- [PROBLEM DETAILS] Copy every line of the listing that holds the string "Rawalpindi".
## BEGIN TASK INPUT
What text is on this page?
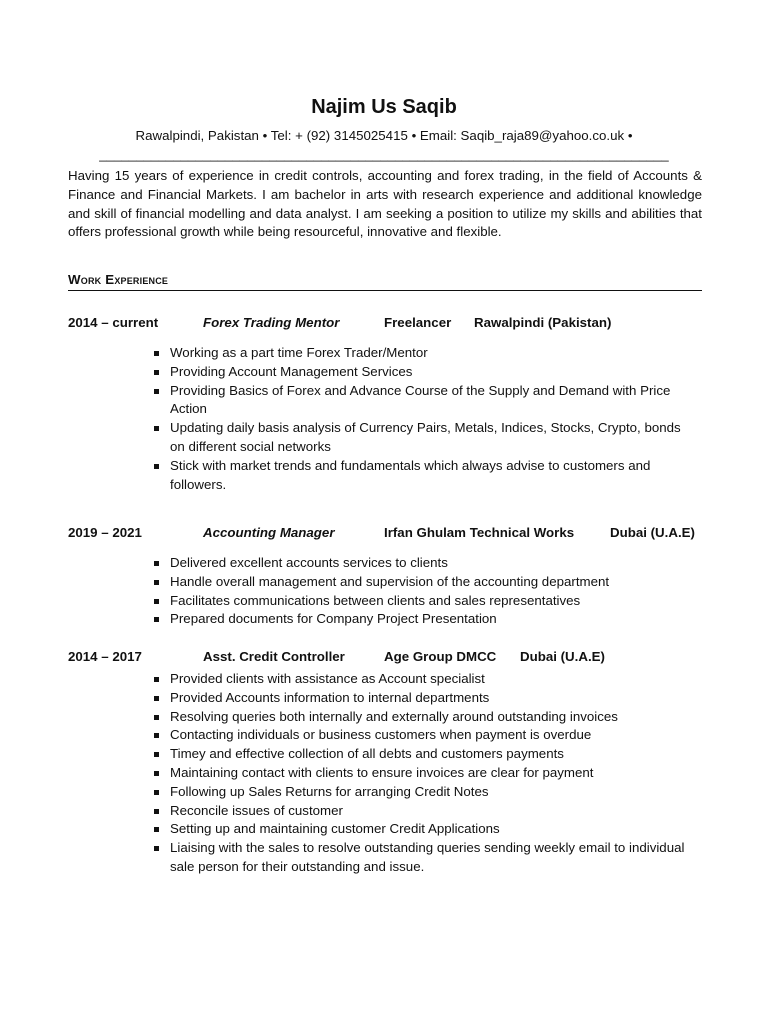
Najim Us Saqib
Rawalpindi, Pakistan • Tel: + (92) 3145025415 • Email: Saqib_raja89@yahoo.co.uk •
_____________________________________________________________________________
Having 15 years of experience in credit controls, accounting and forex trading, in the field of Accounts & Finance and Financial Markets. I am bachelor in arts with research experience and additional knowledge and skill of financial modelling and data analyst. I am seeking a position to utilize my skills and abilities that offers professional growth while being resourceful, innovative and flexible.
Work Experience
2014 – current	Forex Trading Mentor	Freelancer Rawalpindi (Pakistan)
Working as a part time Forex Trader/Mentor
Providing Account Management Services
Providing Basics of Forex and Advance Course of the Supply and Demand with Price Action
Updating daily basis analysis of Currency Pairs, Metals, Indices, Stocks, Crypto, bonds on different social networks
Stick with market trends and fundamentals which always advise to customers and followers.
2019 – 2021	Accounting Manager	Irfan Ghulam Technical Works	Dubai (U.A.E)
Delivered excellent accounts services to clients
Handle overall management and supervision of the accounting department
Facilitates communications between clients and sales representatives
Prepared documents for Company Project Presentation
2014 – 2017	Asst. Credit Controller	Age Group DMCC Dubai (U.A.E)
Provided clients with assistance as Account specialist
Provided Accounts information to internal departments
Resolving queries both internally and externally around outstanding invoices
Contacting individuals or business customers when payment is overdue
Timey and effective collection of all debts and customers payments
Maintaining contact with clients to ensure invoices are clear for payment
Following up Sales Returns for arranging Credit Notes
Reconcile issues of customer
Setting up and maintaining customer Credit Applications
Liaising with the sales to resolve outstanding queries sending weekly email to individual sale person for their outstanding and issue.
## END TASK INPUT
- [SOLUTION TO THE EXERCISE]
Rawalpindi, Pakistan • Tel: + (92) 3145025415 • Email: Saqib_raja89@yahoo.co.uk •
2014 – current	Forex Trading Mentor	Freelancer Rawalpindi (Pakistan)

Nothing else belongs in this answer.